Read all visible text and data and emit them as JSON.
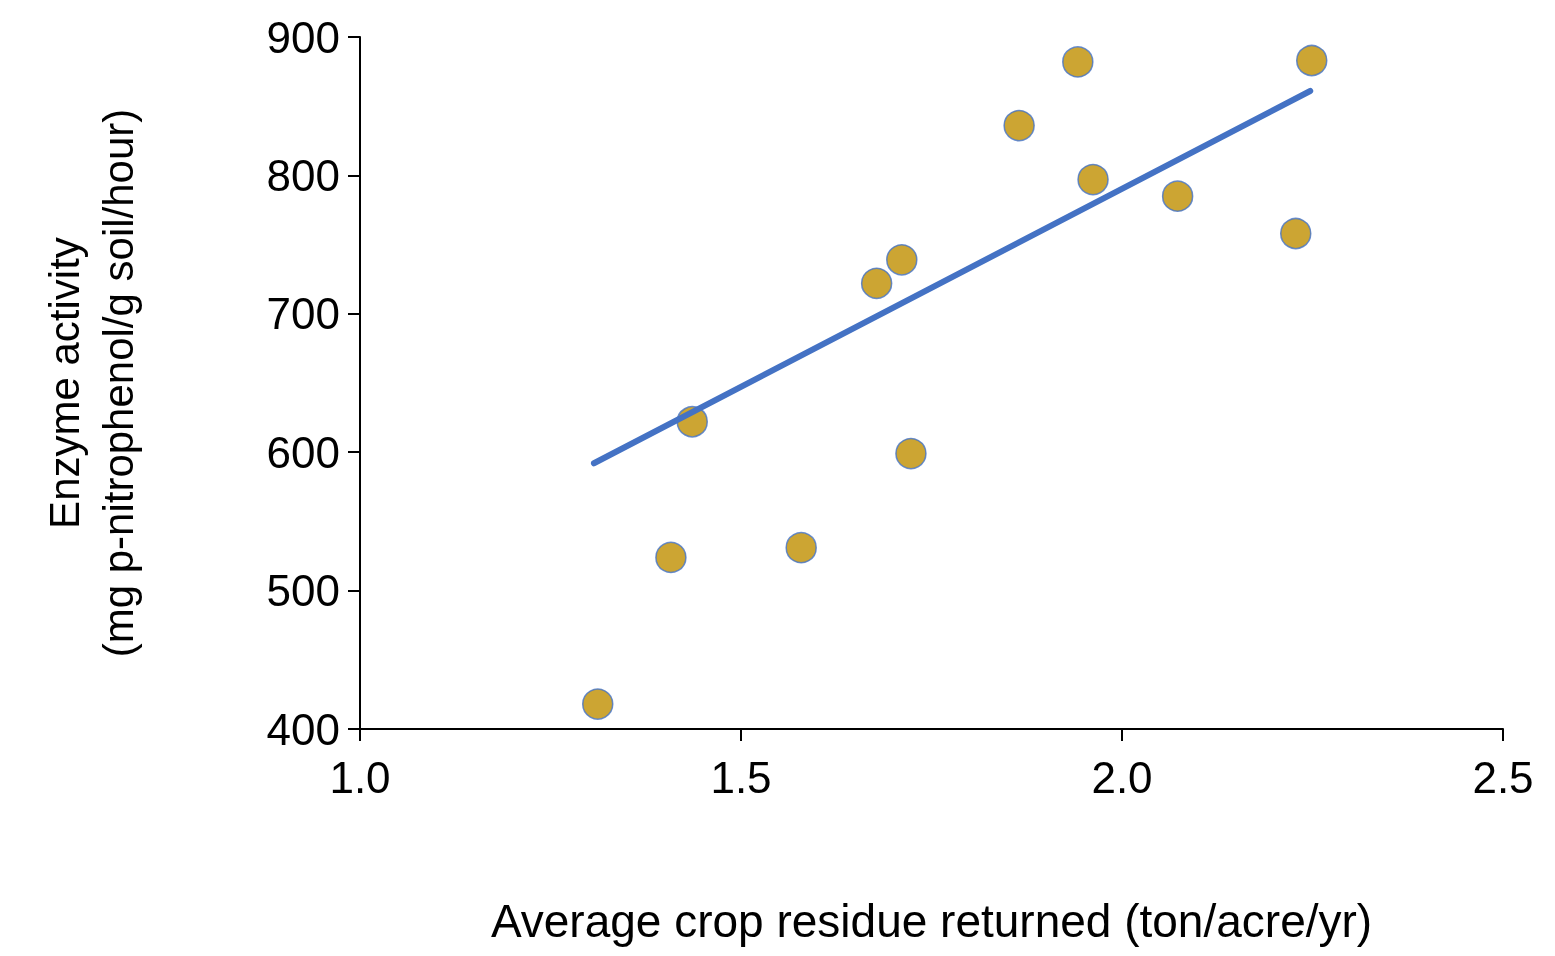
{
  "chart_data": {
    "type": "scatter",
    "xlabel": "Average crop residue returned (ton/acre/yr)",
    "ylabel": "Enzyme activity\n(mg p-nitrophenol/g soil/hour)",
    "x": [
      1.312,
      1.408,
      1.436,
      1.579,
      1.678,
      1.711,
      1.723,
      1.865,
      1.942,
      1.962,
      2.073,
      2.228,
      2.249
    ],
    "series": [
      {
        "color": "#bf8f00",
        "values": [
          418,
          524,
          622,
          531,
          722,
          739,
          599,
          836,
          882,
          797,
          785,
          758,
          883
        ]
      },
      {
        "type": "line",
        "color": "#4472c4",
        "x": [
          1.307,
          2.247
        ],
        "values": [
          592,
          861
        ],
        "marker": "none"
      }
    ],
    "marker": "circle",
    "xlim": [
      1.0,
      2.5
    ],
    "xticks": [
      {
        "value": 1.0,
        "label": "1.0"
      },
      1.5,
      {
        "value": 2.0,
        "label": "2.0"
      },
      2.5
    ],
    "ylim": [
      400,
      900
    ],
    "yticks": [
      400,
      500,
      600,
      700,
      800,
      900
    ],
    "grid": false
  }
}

++++

**REQUIRED ACTION:** Produce a word-for-word version of the material, with no pictures included.

**ANSWER FOR THIS EXERCISE:**
Read all visible text and data and emit them as JSON.
{
  "chart_data": {
    "type": "scatter",
    "xlabel": "Average crop residue returned (ton/acre/yr)",
    "ylabel": "Enzyme activity\n(mg p-nitrophenol/g soil/hour)",
    "x": [
      1.312,
      1.408,
      1.436,
      1.579,
      1.678,
      1.711,
      1.723,
      1.865,
      1.942,
      1.962,
      2.073,
      2.228,
      2.249
    ],
    "series": [
      {
        "color": "#bf8f00",
        "values": [
          418,
          524,
          622,
          531,
          722,
          739,
          599,
          836,
          882,
          797,
          785,
          758,
          883
        ]
      },
      {
        "type": "line",
        "color": "#4472c4",
        "x": [
          1.307,
          2.247
        ],
        "values": [
          592,
          861
        ],
        "marker": "none"
      }
    ],
    "marker": "circle",
    "xlim": [
      1.0,
      2.5
    ],
    "xticks": [
      {
        "value": 1.0,
        "label": "1.0"
      },
      1.5,
      {
        "value": 2.0,
        "label": "2.0"
      },
      2.5
    ],
    "ylim": [
      400,
      900
    ],
    "yticks": [
      400,
      500,
      600,
      700,
      800,
      900
    ],
    "grid": false
  }
}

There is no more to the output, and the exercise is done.